Find each line containing the string "this". Copy it.

(Data records)
────────

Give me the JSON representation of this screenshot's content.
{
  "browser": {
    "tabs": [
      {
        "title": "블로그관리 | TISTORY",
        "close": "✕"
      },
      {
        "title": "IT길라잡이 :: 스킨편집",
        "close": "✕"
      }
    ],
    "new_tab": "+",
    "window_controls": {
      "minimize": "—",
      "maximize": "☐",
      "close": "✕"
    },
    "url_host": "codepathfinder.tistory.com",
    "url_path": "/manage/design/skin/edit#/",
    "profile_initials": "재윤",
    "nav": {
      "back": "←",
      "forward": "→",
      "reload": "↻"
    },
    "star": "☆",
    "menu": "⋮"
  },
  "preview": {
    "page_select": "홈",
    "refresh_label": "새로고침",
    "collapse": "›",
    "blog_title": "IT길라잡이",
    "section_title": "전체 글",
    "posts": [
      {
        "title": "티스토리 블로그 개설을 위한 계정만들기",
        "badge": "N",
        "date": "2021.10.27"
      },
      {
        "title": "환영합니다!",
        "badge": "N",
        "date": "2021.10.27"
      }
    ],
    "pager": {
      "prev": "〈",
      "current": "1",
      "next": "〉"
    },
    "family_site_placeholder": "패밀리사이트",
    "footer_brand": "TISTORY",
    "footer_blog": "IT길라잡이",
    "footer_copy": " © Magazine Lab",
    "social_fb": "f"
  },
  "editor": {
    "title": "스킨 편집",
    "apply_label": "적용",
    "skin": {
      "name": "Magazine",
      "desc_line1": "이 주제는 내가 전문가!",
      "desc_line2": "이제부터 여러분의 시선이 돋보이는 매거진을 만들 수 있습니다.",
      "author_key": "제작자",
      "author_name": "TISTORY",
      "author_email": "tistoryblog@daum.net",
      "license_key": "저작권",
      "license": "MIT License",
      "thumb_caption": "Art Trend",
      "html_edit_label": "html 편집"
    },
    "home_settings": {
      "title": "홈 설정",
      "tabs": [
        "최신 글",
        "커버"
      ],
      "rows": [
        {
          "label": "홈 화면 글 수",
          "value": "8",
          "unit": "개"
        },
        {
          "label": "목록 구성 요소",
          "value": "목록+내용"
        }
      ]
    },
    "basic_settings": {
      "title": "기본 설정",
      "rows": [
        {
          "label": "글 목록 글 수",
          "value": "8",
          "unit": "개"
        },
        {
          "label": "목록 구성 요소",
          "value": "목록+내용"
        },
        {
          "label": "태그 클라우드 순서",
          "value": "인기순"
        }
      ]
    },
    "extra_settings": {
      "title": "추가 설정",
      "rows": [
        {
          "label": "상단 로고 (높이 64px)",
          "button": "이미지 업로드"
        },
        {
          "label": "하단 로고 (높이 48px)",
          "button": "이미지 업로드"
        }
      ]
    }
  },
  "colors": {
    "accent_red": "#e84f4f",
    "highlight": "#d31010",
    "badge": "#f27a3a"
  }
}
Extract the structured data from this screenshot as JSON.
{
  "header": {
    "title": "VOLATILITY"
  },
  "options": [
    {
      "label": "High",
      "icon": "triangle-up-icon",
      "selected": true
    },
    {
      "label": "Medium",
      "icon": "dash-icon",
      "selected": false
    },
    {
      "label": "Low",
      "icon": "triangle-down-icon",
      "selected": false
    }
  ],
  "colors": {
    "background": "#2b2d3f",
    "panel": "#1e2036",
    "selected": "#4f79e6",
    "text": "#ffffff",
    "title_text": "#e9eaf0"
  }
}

────────

#### Reply to the exercise:
Give me the JSON representation of this screenshot's content.
Extract the structured data from this screenshot as JSON.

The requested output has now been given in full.